DATA SUPPLIED
################

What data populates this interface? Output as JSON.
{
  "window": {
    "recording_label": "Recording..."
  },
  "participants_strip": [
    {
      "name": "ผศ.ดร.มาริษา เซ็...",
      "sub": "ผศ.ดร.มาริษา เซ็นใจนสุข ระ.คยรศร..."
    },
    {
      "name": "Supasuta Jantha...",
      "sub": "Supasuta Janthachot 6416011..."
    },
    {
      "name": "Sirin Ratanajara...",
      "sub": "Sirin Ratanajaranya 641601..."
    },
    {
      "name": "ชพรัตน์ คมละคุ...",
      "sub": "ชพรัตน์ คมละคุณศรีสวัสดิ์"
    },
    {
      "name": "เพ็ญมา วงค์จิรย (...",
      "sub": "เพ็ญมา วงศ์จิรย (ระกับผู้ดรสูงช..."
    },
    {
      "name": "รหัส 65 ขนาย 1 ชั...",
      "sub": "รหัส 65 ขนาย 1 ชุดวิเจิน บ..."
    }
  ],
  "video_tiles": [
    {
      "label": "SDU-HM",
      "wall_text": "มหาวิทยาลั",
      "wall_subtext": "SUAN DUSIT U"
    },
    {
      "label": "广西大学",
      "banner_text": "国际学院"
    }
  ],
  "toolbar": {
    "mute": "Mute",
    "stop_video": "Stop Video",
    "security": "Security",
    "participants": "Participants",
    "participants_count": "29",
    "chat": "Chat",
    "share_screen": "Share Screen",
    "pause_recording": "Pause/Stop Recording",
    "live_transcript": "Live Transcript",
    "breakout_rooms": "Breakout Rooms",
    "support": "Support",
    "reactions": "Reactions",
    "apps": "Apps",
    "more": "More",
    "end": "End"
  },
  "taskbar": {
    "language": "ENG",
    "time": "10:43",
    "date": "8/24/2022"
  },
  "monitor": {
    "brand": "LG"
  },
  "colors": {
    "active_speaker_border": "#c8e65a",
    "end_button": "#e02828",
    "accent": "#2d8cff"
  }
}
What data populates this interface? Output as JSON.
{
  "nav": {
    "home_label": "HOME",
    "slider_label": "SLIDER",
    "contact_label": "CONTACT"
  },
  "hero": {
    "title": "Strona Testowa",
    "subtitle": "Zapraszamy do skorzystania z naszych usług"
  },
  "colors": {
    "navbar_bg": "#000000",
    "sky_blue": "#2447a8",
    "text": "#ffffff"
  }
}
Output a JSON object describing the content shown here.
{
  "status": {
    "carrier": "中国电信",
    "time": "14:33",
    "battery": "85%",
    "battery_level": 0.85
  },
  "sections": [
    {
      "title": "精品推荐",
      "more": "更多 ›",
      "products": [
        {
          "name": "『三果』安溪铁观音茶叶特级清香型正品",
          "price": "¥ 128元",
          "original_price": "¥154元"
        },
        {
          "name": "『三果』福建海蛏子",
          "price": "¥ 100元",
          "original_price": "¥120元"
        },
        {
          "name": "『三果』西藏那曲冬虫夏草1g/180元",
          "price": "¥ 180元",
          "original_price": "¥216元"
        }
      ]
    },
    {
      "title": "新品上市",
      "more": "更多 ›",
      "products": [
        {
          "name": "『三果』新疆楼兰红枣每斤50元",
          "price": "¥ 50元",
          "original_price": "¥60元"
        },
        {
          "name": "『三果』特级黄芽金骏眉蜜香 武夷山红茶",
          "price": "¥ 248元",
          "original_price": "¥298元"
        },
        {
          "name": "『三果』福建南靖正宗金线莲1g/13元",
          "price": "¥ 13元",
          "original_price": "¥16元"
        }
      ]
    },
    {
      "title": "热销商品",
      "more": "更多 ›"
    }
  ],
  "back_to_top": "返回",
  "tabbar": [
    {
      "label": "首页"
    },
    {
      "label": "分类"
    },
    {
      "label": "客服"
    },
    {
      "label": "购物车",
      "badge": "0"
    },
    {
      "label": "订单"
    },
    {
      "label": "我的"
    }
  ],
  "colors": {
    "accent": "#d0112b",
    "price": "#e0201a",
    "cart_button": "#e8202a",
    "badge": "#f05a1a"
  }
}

################

TASK INSTRUCTIONS
Reproduce all of the data exactly as given.

RIGHT ANSWER
What data populates this interface? Output as JSON.
{
  "window": {
    "recording_label": "Recording..."
  },
  "participants_strip": [
    {
      "name": "ผศ.ดร.มาริษา เซ็...",
      "sub": "ผศ.ดร.มาริษา เซ็นใจนสุข ระ.คยรศร..."
    },
    {
      "name": "Supasuta Jantha...",
      "sub": "Supasuta Janthachot 6416011..."
    },
    {
      "name": "Sirin Ratanajara...",
      "sub": "Sirin Ratanajaranya 641601..."
    },
    {
      "name": "ชพรัตน์ คมละคุ...",
      "sub": "ชพรัตน์ คมละคุณศรีสวัสดิ์"
    },
    {
      "name": "เพ็ญมา วงค์จิรย (...",
      "sub": "เพ็ญมา วงศ์จิรย (ระกับผู้ดรสูงช..."
    },
    {
      "name": "รหัส 65 ขนาย 1 ชั...",
      "sub": "รหัส 65 ขนาย 1 ชุดวิเจิน บ..."
    }
  ],
  "video_tiles": [
    {
      "label": "SDU-HM",
      "wall_text": "มหาวิทยาลั",
      "wall_subtext": "SUAN DUSIT U"
    },
    {
      "label": "广西大学",
      "banner_text": "国际学院"
    }
  ],
  "toolbar": {
    "mute": "Mute",
    "stop_video": "Stop Video",
    "security": "Security",
    "participants": "Participants",
    "participants_count": "29",
    "chat": "Chat",
    "share_screen": "Share Screen",
    "pause_recording": "Pause/Stop Recording",
    "live_transcript": "Live Transcript",
    "breakout_rooms": "Breakout Rooms",
    "support": "Support",
    "reactions": "Reactions",
    "apps": "Apps",
    "more": "More",
    "end": "End"
  },
  "taskbar": {
    "language": "ENG",
    "time": "10:43",
    "date": "8/24/2022"
  },
  "monitor": {
    "brand": "LG"
  },
  "colors": {
    "active_speaker_border": "#c8e65a",
    "end_button": "#e02828",
    "accent": "#2d8cff"
  }
}
What data populates this interface? Output as JSON.
{
  "nav": {
    "home_label": "HOME",
    "slider_label": "SLIDER",
    "contact_label": "CONTACT"
  },
  "hero": {
    "title": "Strona Testowa",
    "subtitle": "Zapraszamy do skorzystania z naszych usług"
  },
  "colors": {
    "navbar_bg": "#000000",
    "sky_blue": "#2447a8",
    "text": "#ffffff"
  }
}
Output a JSON object describing the content shown here.
{
  "status": {
    "carrier": "中国电信",
    "time": "14:33",
    "battery": "85%",
    "battery_level": 0.85
  },
  "sections": [
    {
      "title": "精品推荐",
      "more": "更多 ›",
      "products": [
        {
          "name": "『三果』安溪铁观音茶叶特级清香型正品",
          "price": "¥ 128元",
          "original_price": "¥154元"
        },
        {
          "name": "『三果』福建海蛏子",
          "price": "¥ 100元",
          "original_price": "¥120元"
        },
        {
          "name": "『三果』西藏那曲冬虫夏草1g/180元",
          "price": "¥ 180元",
          "original_price": "¥216元"
        }
      ]
    },
    {
      "title": "新品上市",
      "more": "更多 ›",
      "products": [
        {
          "name": "『三果』新疆楼兰红枣每斤50元",
          "price": "¥ 50元",
          "original_price": "¥60元"
        },
        {
          "name": "『三果』特级黄芽金骏眉蜜香 武夷山红茶",
          "price": "¥ 248元",
          "original_price": "¥298元"
        },
        {
          "name": "『三果』福建南靖正宗金线莲1g/13元",
          "price": "¥ 13元",
          "original_price": "¥16元"
        }
      ]
    },
    {
      "title": "热销商品",
      "more": "更多 ›"
    }
  ],
  "back_to_top": "返回",
  "tabbar": [
    {
      "label": "首页"
    },
    {
      "label": "分类"
    },
    {
      "label": "客服"
    },
    {
      "label": "购物车",
      "badge": "0"
    },
    {
      "label": "订单"
    },
    {
      "label": "我的"
    }
  ],
  "colors": {
    "accent": "#d0112b",
    "price": "#e0201a",
    "cart_button": "#e8202a",
    "badge": "#f05a1a"
  }
}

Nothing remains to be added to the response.